### Excerpted text:
# Merchandise for kids!



## Private Prozac (Jul 7, 2003)

Not merchandise for 'big kids', (cos that's most of us! :wink: ), but for our little one's.

I've just placed an order for t-shirts and caps for Brooklands but note there isn't available for my 7 year old boy to wear.

He loves the TT, always wants to go in it, (given the option of TT or S3!), and will be coming to Brooklands. So it would be nice if there was a t-shirt available for the TT-Youngsters.

Any thoughts or has it been considered, and binned, before?

Luke at a Wak-a-Day install:


----------



## nutts (May 8, 2002)

Neil

Rob is going to talk to the supplier tomorrow, but would something like this be of interest... :wink:


----------



## Dont I Recognise You (Oct 10, 2003)

Is that a pic of Luke learning how to use Vag Com? 

Nutts - good effort


----------



## Private Prozac (Jul 7, 2003)

Nutts - Thanks for that but was thinking more along the lines of a British Racing Green for Brooklands, (same as adult style with 'Brooklands 2004'), or an all purpose with large silver 'TT' letters on, a-la David G keyring style!


----------



## nutts (May 8, 2002)

We'll see what we can do


----------



## Private Prozac (Jul 7, 2003)

Excellent.

Thanks to all involved. I'm sure Luke, and the other kids, will appreciate showing their involvement.

### Supplied material:
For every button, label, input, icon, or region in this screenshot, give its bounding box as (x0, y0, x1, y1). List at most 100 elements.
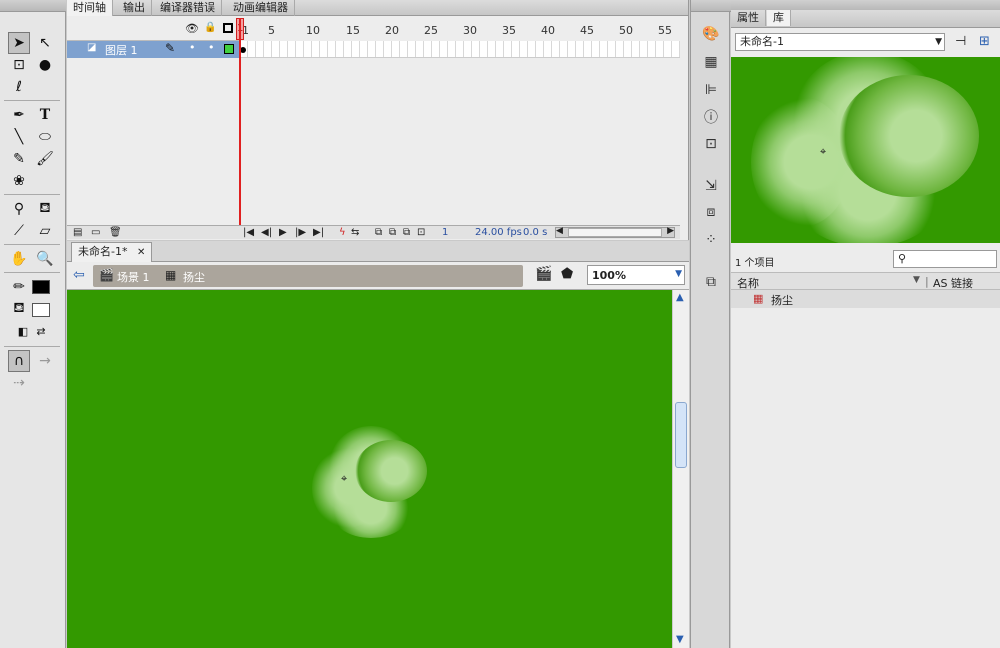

### Task instructions:
In the forum thread about merchandise for kids, what color did Private Prozac suggest for a children's Brooklands t-shirt? You can set the material aside.

### Solution for this exercise:
British Racing Green